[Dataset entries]
○ ○ ○ ○ ○ ○ ○

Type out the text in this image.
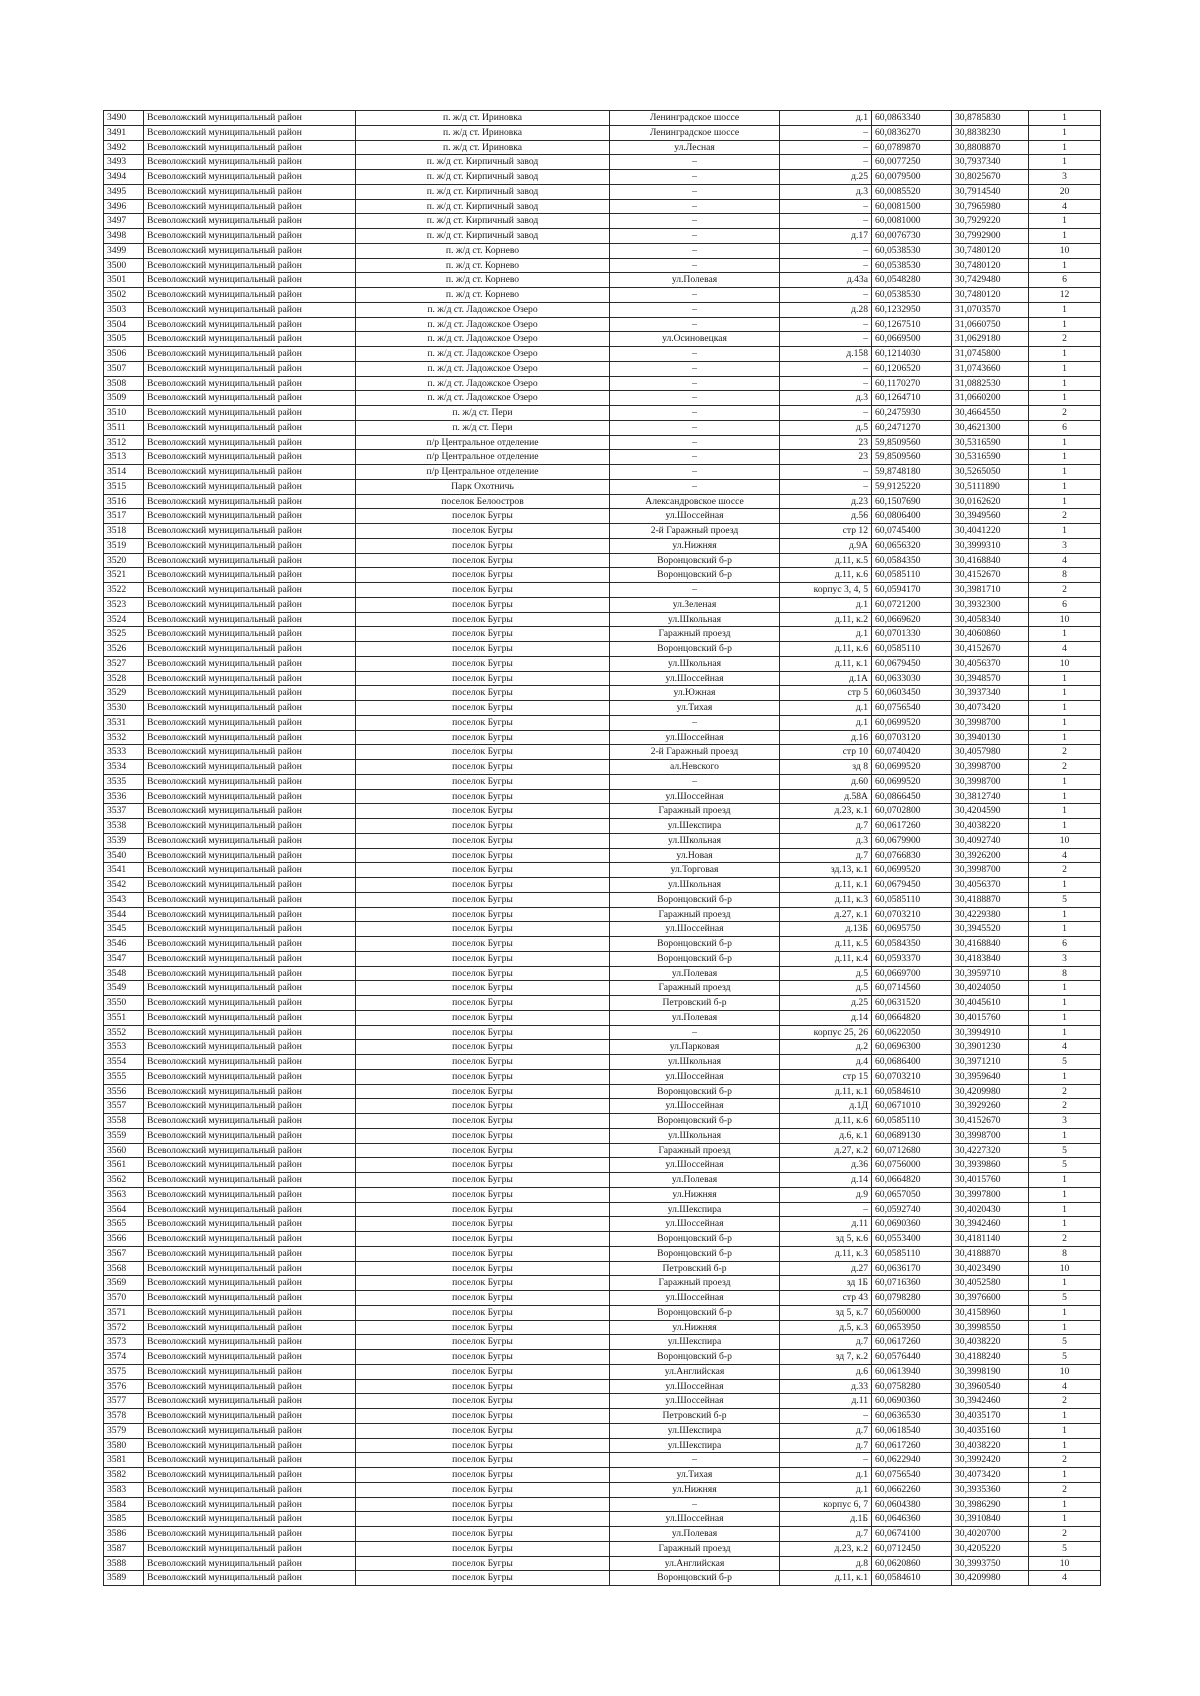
3490	Всеволожский муниципальный район	п. ж/д ст. Ириновка	Ленинградское шоссе	д.1	60,0863340	30,8785830	1
3491	Всеволожский муниципальный район	п. ж/д ст. Ириновка	Ленинградское шоссе	–	60,0836270	30,8838230	1
3492	Всеволожский муниципальный район	п. ж/д ст. Ириновка	ул.Лесная	–	60,0789870	30,8808870	1
3493	Всеволожский муниципальный район	п. ж/д ст. Кирпичный завод	–	–	60,0077250	30,7937340	1
3494	Всеволожский муниципальный район	п. ж/д ст. Кирпичный завод	–	д.25	60,0079500	30,8025670	3
3495	Всеволожский муниципальный район	п. ж/д ст. Кирпичный завод	–	д.3	60,0085520	30,7914540	20
3496	Всеволожский муниципальный район	п. ж/д ст. Кирпичный завод	–	–	60,0081500	30,7965980	4
3497	Всеволожский муниципальный район	п. ж/д ст. Кирпичный завод	–	–	60,0081000	30,7929220	1
3498	Всеволожский муниципальный район	п. ж/д ст. Кирпичный завод	–	д.17	60,0076730	30,7992900	1
3499	Всеволожский муниципальный район	п. ж/д ст. Корнево	–	–	60,0538530	30,7480120	10
3500	Всеволожский муниципальный район	п. ж/д ст. Корнево	–	–	60,0538530	30,7480120	1
3501	Всеволожский муниципальный район	п. ж/д ст. Корнево	ул.Полевая	д.43а	60,0548280	30,7429480	6
3502	Всеволожский муниципальный район	п. ж/д ст. Корнево	–	–	60,0538530	30,7480120	12
3503	Всеволожский муниципальный район	п. ж/д ст. Ладожское Озеро	–	д.28	60,1232950	31,0703570	1
3504	Всеволожский муниципальный район	п. ж/д ст. Ладожское Озеро	–	–	60,1267510	31,0660750	1
3505	Всеволожский муниципальный район	п. ж/д ст. Ладожское Озеро	ул.Осиновецкая	–	60,0669500	31,0629180	2
3506	Всеволожский муниципальный район	п. ж/д ст. Ладожское Озеро	–	д.158	60,1214030	31,0745800	1
3507	Всеволожский муниципальный район	п. ж/д ст. Ладожское Озеро	–	–	60,1206520	31,0743660	1
3508	Всеволожский муниципальный район	п. ж/д ст. Ладожское Озеро	–	–	60,1170270	31,0882530	1
3509	Всеволожский муниципальный район	п. ж/д ст. Ладожское Озеро	–	д.3	60,1264710	31,0660200	1
3510	Всеволожский муниципальный район	п. ж/д ст. Пери	–	–	60,2475930	30,4664550	2
3511	Всеволожский муниципальный район	п. ж/д ст. Пери	–	д.5	60,2471270	30,4621300	6
3512	Всеволожский муниципальный район	п/р Центральное отделение	–	23	59,8509560	30,5316590	1
3513	Всеволожский муниципальный район	п/р Центральное отделение	–	23	59,8509560	30,5316590	1
3514	Всеволожский муниципальный район	п/р Центральное отделение	–	–	59,8748180	30,5265050	1
3515	Всеволожский муниципальный район	Парк Охотничь	–	–	59,9125220	30,5111890	1
3516	Всеволожский муниципальный район	поселок Белоостров	Александровское шоссе	д.23	60,1507690	30,0162620	1
3517	Всеволожский муниципальный район	поселок Бугры	ул.Шоссейная	д.56	60,0806400	30,3949560	2
3518	Всеволожский муниципальный район	поселок Бугры	2-й Гаражный проезд	стр 12	60,0745400	30,4041220	1
3519	Всеволожский муниципальный район	поселок Бугры	ул.Нижняя	д.9А	60,0656320	30,3999310	3
3520	Всеволожский муниципальный район	поселок Бугры	Воронцовский б-р	д.11, к.5	60,0584350	30,4168840	4
3521	Всеволожский муниципальный район	поселок Бугры	Воронцовский б-р	д.11, к.6	60,0585110	30,4152670	8
3522	Всеволожский муниципальный район	поселок Бугры	–	корпус 3, 4, 5	60,0594170	30,3981710	2
3523	Всеволожский муниципальный район	поселок Бугры	ул.Зеленая	д.1	60,0721200	30,3932300	6
3524	Всеволожский муниципальный район	поселок Бугры	ул.Школьная	д.11, к.2	60,0669620	30,4058340	10
3525	Всеволожский муниципальный район	поселок Бугры	Гаражный проезд	д.1	60,0701330	30,4060860	1
3526	Всеволожский муниципальный район	поселок Бугры	Воронцовский б-р	д.11, к.6	60,0585110	30,4152670	4
3527	Всеволожский муниципальный район	поселок Бугры	ул.Школьная	д.11, к.1	60,0679450	30,4056370	10
3528	Всеволожский муниципальный район	поселок Бугры	ул.Шоссейная	д.1А	60,0633030	30,3948570	1
3529	Всеволожский муниципальный район	поселок Бугры	ул.Южная	стр 5	60,0603450	30,3937340	1
3530	Всеволожский муниципальный район	поселок Бугры	ул.Тихая	д.1	60,0756540	30,4073420	1
3531	Всеволожский муниципальный район	поселок Бугры	–	д.1	60,0699520	30,3998700	1
3532	Всеволожский муниципальный район	поселок Бугры	ул.Шоссейная	д.16	60,0703120	30,3940130	1
3533	Всеволожский муниципальный район	поселок Бугры	2-й Гаражный проезд	стр 10	60,0740420	30,4057980	2
3534	Всеволожский муниципальный район	поселок Бугры	ал.Невского	зд 8	60,0699520	30,3998700	2
3535	Всеволожский муниципальный район	поселок Бугры	–	д.60	60,0699520	30,3998700	1
3536	Всеволожский муниципальный район	поселок Бугры	ул.Шоссейная	д.58А	60,0866450	30,3812740	1
3537	Всеволожский муниципальный район	поселок Бугры	Гаражный проезд	д.23, к.1	60,0702800	30,4204590	1
3538	Всеволожский муниципальный район	поселок Бугры	ул.Шекспира	д.7	60,0617260	30,4038220	1
3539	Всеволожский муниципальный район	поселок Бугры	ул.Школьная	д.3	60,0679900	30,4092740	10
3540	Всеволожский муниципальный район	поселок Бугры	ул.Новая	д.7	60,0766830	30,3926200	4
3541	Всеволожский муниципальный район	поселок Бугры	ул.Торговая	зд.13, к.1	60,0699520	30,3998700	2
3542	Всеволожский муниципальный район	поселок Бугры	ул.Школьная	д.11, к.1	60,0679450	30,4056370	1
3543	Всеволожский муниципальный район	поселок Бугры	Воронцовский б-р	д.11, к.3	60,0585110	30,4188870	5
3544	Всеволожский муниципальный район	поселок Бугры	Гаражный проезд	д.27, к.1	60,0703210	30,4229380	1
3545	Всеволожский муниципальный район	поселок Бугры	ул.Шоссейная	д.13Б	60,0695750	30,3945520	1
3546	Всеволожский муниципальный район	поселок Бугры	Воронцовский б-р	д.11, к.5	60,0584350	30,4168840	6
3547	Всеволожский муниципальный район	поселок Бугры	Воронцовский б-р	д.11, к.4	60,0593370	30,4183840	3
3548	Всеволожский муниципальный район	поселок Бугры	ул.Полевая	д.5	60,0669700	30,3959710	8
3549	Всеволожский муниципальный район	поселок Бугры	Гаражный проезд	д.5	60,0714560	30,4024050	1
3550	Всеволожский муниципальный район	поселок Бугры	Петровский б-р	д.25	60,0631520	30,4045610	1
3551	Всеволожский муниципальный район	поселок Бугры	ул.Полевая	д.14	60,0664820	30,4015760	1
3552	Всеволожский муниципальный район	поселок Бугры	–	корпус 25, 26	60,0622050	30,3994910	1
3553	Всеволожский муниципальный район	поселок Бугры	ул.Парковая	д.2	60,0696300	30,3901230	4
3554	Всеволожский муниципальный район	поселок Бугры	ул.Школьная	д.4	60,0686400	30,3971210	5
3555	Всеволожский муниципальный район	поселок Бугры	ул.Шоссейная	стр 15	60,0703210	30,3959640	1
3556	Всеволожский муниципальный район	поселок Бугры	Воронцовский б-р	д.11, к.1	60,0584610	30,4209980	2
3557	Всеволожский муниципальный район	поселок Бугры	ул.Шоссейная	д.1Д	60,0671010	30,3929260	2
3558	Всеволожский муниципальный район	поселок Бугры	Воронцовский б-р	д.11, к.6	60,0585110	30,4152670	3
3559	Всеволожский муниципальный район	поселок Бугры	ул.Школьная	д.6, к.1	60,0689130	30,3998700	1
3560	Всеволожский муниципальный район	поселок Бугры	Гаражный проезд	д.27, к.2	60,0712680	30,4227320	5
3561	Всеволожский муниципальный район	поселок Бугры	ул.Шоссейная	д.36	60,0756000	30,3939860	5
3562	Всеволожский муниципальный район	поселок Бугры	ул.Полевая	д.14	60,0664820	30,4015760	1
3563	Всеволожский муниципальный район	поселок Бугры	ул.Нижняя	д.9	60,0657050	30,3997800	1
3564	Всеволожский муниципальный район	поселок Бугры	ул.Шекспира	–	60,0592740	30,4020430	1
3565	Всеволожский муниципальный район	поселок Бугры	ул.Шоссейная	д.11	60,0690360	30,3942460	1
3566	Всеволожский муниципальный район	поселок Бугры	Воронцовский б-р	зд 5, к.6	60,0553400	30,4181140	2
3567	Всеволожский муниципальный район	поселок Бугры	Воронцовский б-р	д.11, к.3	60,0585110	30,4188870	8
3568	Всеволожский муниципальный район	поселок Бугры	Петровский б-р	д.27	60,0636170	30,4023490	10
3569	Всеволожский муниципальный район	поселок Бугры	Гаражный проезд	зд 1Б	60,0716360	30,4052580	1
3570	Всеволожский муниципальный район	поселок Бугры	ул.Шоссейная	стр 43	60,0798280	30,3976600	5
3571	Всеволожский муниципальный район	поселок Бугры	Воронцовский б-р	зд 5, к.7	60,0560000	30,4158960	1
3572	Всеволожский муниципальный район	поселок Бугры	ул.Нижняя	д.5, к.3	60,0653950	30,3998550	1
3573	Всеволожский муниципальный район	поселок Бугры	ул.Шекспира	д.7	60,0617260	30,4038220	5
3574	Всеволожский муниципальный район	поселок Бугры	Воронцовский б-р	зд 7, к.2	60,0576440	30,4188240	5
3575	Всеволожский муниципальный район	поселок Бугры	ул.Английская	д.6	60,0613940	30,3998190	10
3576	Всеволожский муниципальный район	поселок Бугры	ул.Шоссейная	д.33	60,0758280	30,3960540	4
3577	Всеволожский муниципальный район	поселок Бугры	ул.Шоссейная	д.11	60,0690360	30,3942460	2
3578	Всеволожский муниципальный район	поселок Бугры	Петровский б-р	–	60,0636530	30,4035170	1
3579	Всеволожский муниципальный район	поселок Бугры	ул.Шекспира	д.7	60,0618540	30,4035160	1
3580	Всеволожский муниципальный район	поселок Бугры	ул.Шекспира	д.7	60,0617260	30,4038220	1
3581	Всеволожский муниципальный район	поселок Бугры	–	–	60,0622940	30,3992420	2
3582	Всеволожский муниципальный район	поселок Бугры	ул.Тихая	д.1	60,0756540	30,4073420	1
3583	Всеволожский муниципальный район	поселок Бугры	ул.Нижняя	д.1	60,0662260	30,3935360	2
3584	Всеволожский муниципальный район	поселок Бугры	–	корпус 6, 7	60,0604380	30,3986290	1
3585	Всеволожский муниципальный район	поселок Бугры	ул.Шоссейная	д.1Б	60,0646360	30,3910840	1
3586	Всеволожский муниципальный район	поселок Бугры	ул.Полевая	д.7	60,0674100	30,4020700	2
3587	Всеволожский муниципальный район	поселок Бугры	Гаражный проезд	д.23, к.2	60,0712450	30,4205220	5
3588	Всеволожский муниципальный район	поселок Бугры	ул.Английская	д.8	60,0620860	30,3993750	10
3589	Всеволожский муниципальный район	поселок Бугры	Воронцовский б-р	д.11, к.1	60,0584610	30,4209980	4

○ ○ ○ ○ ○ ○ ○

**Exercise description**
Gather each line in the data that holds the string "Центральное".

**Solution**
3512	Всеволожский муниципальный район	п/р Центральное отделение	–	23	59,8509560	30,5316590	1
3513	Всеволожский муниципальный район	п/р Центральное отделение	–	23	59,8509560	30,5316590	1
3514	Всеволожский муниципальный район	п/р Центральное отделение	–	–	59,8748180	30,5265050	1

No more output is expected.